# Start of TEXT EXTRACT
# Help with Jordan's Lemma (Collorary)

1. Jan 22, 2015

### juan.

Hello everyone. I'm having some troubles with Jordan's Lemma and I can't find how to fix it, because everyone in internet and in the books I read do not prove this. Now, I'm following Wunsch (Complex Variables with Applications) but it only does this part for a easy problem.

For example, if I have an improper integral like this: (page 377 & 378 from Wunsch book)
# End of TEXT EXTRACT
# Start of EXCERPTED DATA
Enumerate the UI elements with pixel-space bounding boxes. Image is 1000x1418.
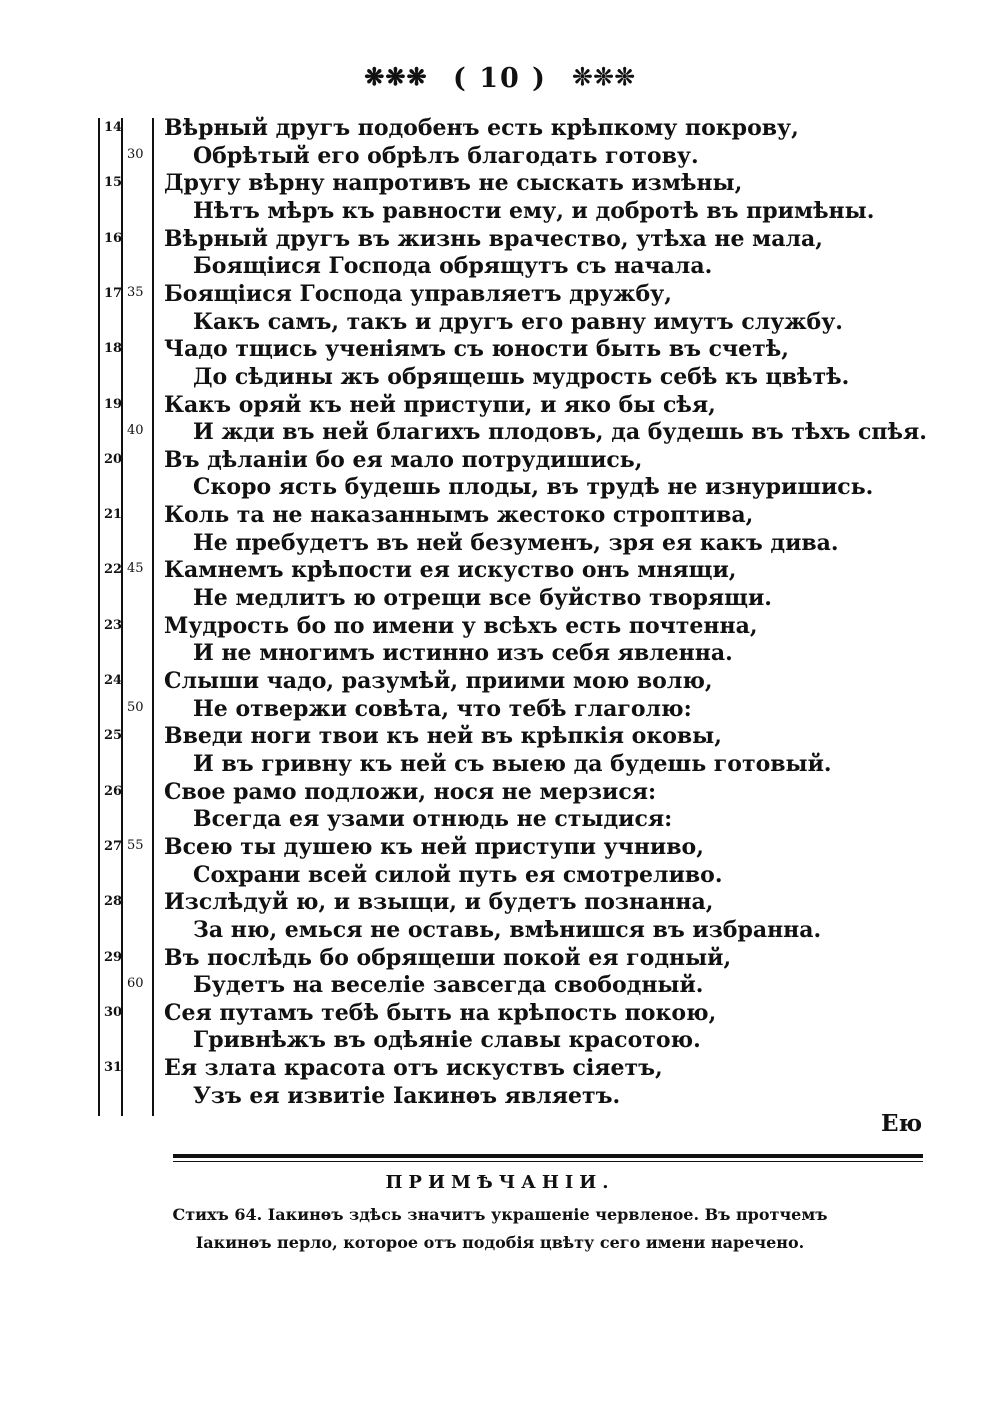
catchword: Ею xyxy=(881,1110,923,1137)
poem-line xyxy=(0,999,1000,1027)
line-text: Сея путамъ тебѣ быть на крѣпость покою, xyxy=(164,999,717,1026)
line-number: 50 xyxy=(127,699,144,715)
line-text: Какъ оряй къ ней приступи, и яко бы сѣя, xyxy=(164,391,716,418)
poem-line xyxy=(0,501,1000,529)
page-header xyxy=(0,62,1000,94)
poem-line xyxy=(0,280,1000,308)
verse-number: 15 xyxy=(104,175,123,191)
line-text: Всею ты душею къ ней приступи учниво, xyxy=(164,833,704,860)
line-text: Не отвержи совѣта, что тебѣ глаголю: xyxy=(193,695,692,722)
line-text: Всегда ея узами отнюдь не стыдися: xyxy=(193,806,673,833)
line-text: Узъ ея извитіе Іакинѳъ являетъ. xyxy=(193,1082,621,1109)
line-number: 55 xyxy=(127,837,144,853)
line-number: 35 xyxy=(127,284,144,300)
line-text: Будетъ на веселіе завсегда свободный. xyxy=(193,972,704,999)
poem-line xyxy=(0,584,1000,612)
verse-number: 22 xyxy=(104,562,123,578)
line-text: Гривнѣжъ въ одѣяніе славы красотою. xyxy=(193,1027,701,1054)
poem-line xyxy=(0,750,1000,778)
line-text: Скоро ясть будешь плоды, въ трудѣ не изнуришись. xyxy=(193,474,874,501)
verse-number: 28 xyxy=(104,894,123,910)
poem-line xyxy=(0,169,1000,197)
line-text: Изслѣдуй ю, и взыщи, и будетъ познанна, xyxy=(164,889,714,916)
line-text: Чадо тщись ученіямъ съ юности быть въ счетѣ, xyxy=(164,336,789,363)
line-text: Коль та не наказаннымъ жестоко строптива, xyxy=(164,502,754,529)
poem-line xyxy=(0,308,1000,336)
poem-line xyxy=(0,833,1000,861)
line-number: 60 xyxy=(127,976,144,992)
divider-rule xyxy=(173,1154,923,1158)
poem-line xyxy=(0,114,1000,142)
line-text: Боящіися Господа обрящутъ съ начала. xyxy=(193,253,713,280)
poem-line xyxy=(0,418,1000,446)
poem-line xyxy=(0,473,1000,501)
line-text: Боящіися Господа управляетъ дружбу, xyxy=(164,280,672,307)
poem-line xyxy=(0,556,1000,584)
poem-line xyxy=(0,391,1000,419)
notes-title: ПРИМѢЧАНІИ. xyxy=(385,1172,615,1193)
line-text: За ню, емься не оставь, вмѣнишся въ избранна. xyxy=(193,916,822,943)
ornament-right-icon: ❊❊❊ xyxy=(572,62,636,91)
verse-number: 26 xyxy=(104,783,123,799)
line-text: Свое рамо подложи, нося не мерзися: xyxy=(164,778,657,805)
verse-number: 17 xyxy=(104,285,123,301)
poem-line xyxy=(0,888,1000,916)
poem-line xyxy=(0,363,1000,391)
verse-number: 27 xyxy=(104,838,123,854)
ornament-left-icon: ❋❋❋ xyxy=(364,62,428,91)
line-text: Вѣрный другъ подобенъ есть крѣпкому покрову, xyxy=(164,115,799,141)
verse-number: 31 xyxy=(104,1060,123,1076)
poem-line xyxy=(0,667,1000,695)
line-text: Нѣтъ мѣръ къ равности ему, и добротѣ въ примѣны. xyxy=(193,197,875,224)
verse-number: 21 xyxy=(104,507,123,523)
line-text: И не многимъ истинно изъ себя явленна. xyxy=(193,640,733,667)
poem-line xyxy=(0,639,1000,667)
poem-line xyxy=(0,916,1000,944)
line-number: 40 xyxy=(127,423,144,439)
poem-line xyxy=(0,1054,1000,1082)
poem-line xyxy=(0,1026,1000,1054)
poem-line xyxy=(0,861,1000,889)
poem-line xyxy=(0,225,1000,253)
poem-line xyxy=(0,142,1000,170)
poem-line xyxy=(0,805,1000,833)
poem-line xyxy=(0,612,1000,640)
line-number: 30 xyxy=(127,146,144,162)
poem-line xyxy=(0,252,1000,280)
line-text: До сѣдины жъ обрящешь мудрость себѣ къ цвѣтѣ. xyxy=(193,363,850,390)
line-text: Обрѣтый его обрѣлъ благодать готову. xyxy=(193,142,699,169)
poem-line xyxy=(0,197,1000,225)
line-text: И жди въ ней благихъ плодовъ, да будешь въ тѣхъ спѣя. xyxy=(193,419,927,446)
verse-number: 25 xyxy=(104,728,123,744)
poem-line xyxy=(0,778,1000,806)
line-text: Не пребудетъ въ ней безуменъ, зря ея какъ дива. xyxy=(193,529,839,556)
line-text: Слыши чадо, разумѣй, приими мою волю, xyxy=(164,668,713,694)
line-text: Вѣрный другъ въ жизнь врачество, утѣха не мала, xyxy=(164,225,823,252)
poem-line xyxy=(0,722,1000,750)
divider-rule-thin xyxy=(173,1161,923,1162)
verse-number: 16 xyxy=(104,230,123,246)
poem-line xyxy=(0,1082,1000,1110)
line-text: Ея злата красота отъ искуствъ сіяетъ, xyxy=(164,1055,663,1082)
verse-number: 30 xyxy=(104,1004,123,1020)
line-text: Другу вѣрну напротивъ не сыскать измѣны, xyxy=(164,170,743,197)
line-text: Сохрани всей силой путь ея смотреливо. xyxy=(193,861,723,888)
line-text: Мудрость бо по имени у всѣхъ есть почтенна, xyxy=(164,612,758,639)
poem-line xyxy=(0,695,1000,723)
verse-number: 18 xyxy=(104,341,123,357)
poem-line xyxy=(0,944,1000,972)
line-text: Въ послѣдь бо обрящеши покой ея годный, xyxy=(164,944,732,971)
line-text: Введи ноги твои къ ней въ крѣпкія оковы, xyxy=(164,723,722,750)
note-line-1: Стихъ 64. Іакинѳъ здѣсь значитъ украшеніе червленое. Въ протчемъ xyxy=(172,1205,828,1224)
poem-line xyxy=(0,529,1000,557)
note-line-2: Іакинѳъ перло, которое отъ подобія цвѣту сего имени наречено. xyxy=(195,1233,805,1252)
line-text: Камнемъ крѣпости ея искуство онъ мнящи, xyxy=(164,557,737,584)
line-text: Не медлитъ ю отрещи все буйство творящи. xyxy=(193,585,772,612)
line-number: 45 xyxy=(127,561,144,577)
verse-number: 14 xyxy=(104,120,123,135)
page-number: ( 10 ) xyxy=(453,63,547,94)
verse-number: 20 xyxy=(104,451,123,467)
verse-number: 23 xyxy=(104,617,123,633)
poem-line xyxy=(0,971,1000,999)
line-text: И въ гривну къ ней съ выею да будешь готовый. xyxy=(193,750,832,777)
verse-number: 19 xyxy=(104,396,123,412)
line-text: Въ дѣланіи бо ея мало потрудишись, xyxy=(164,446,643,473)
poem-line xyxy=(0,335,1000,363)
verse-number: 29 xyxy=(104,949,123,965)
poem-line xyxy=(0,446,1000,474)
verse-number: 24 xyxy=(104,673,123,688)
line-text: Какъ самъ, такъ и другъ его равну имутъ службу. xyxy=(193,308,843,335)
# End of EXCERPTED DATA
Reproduce the passage of the Jordan's Lemma post from "Hello everyone. I'm" to "a easy problem.", swapping "troubles" for "difficulties".

Hello everyone. I'm having some difficulties with Jordan's Lemma and I can't find how to fix it, because everyone in internet and in the books I read do not prove this. Now, I'm following Wunsch (Complex Variables with Applications) but it only does this part for a easy problem.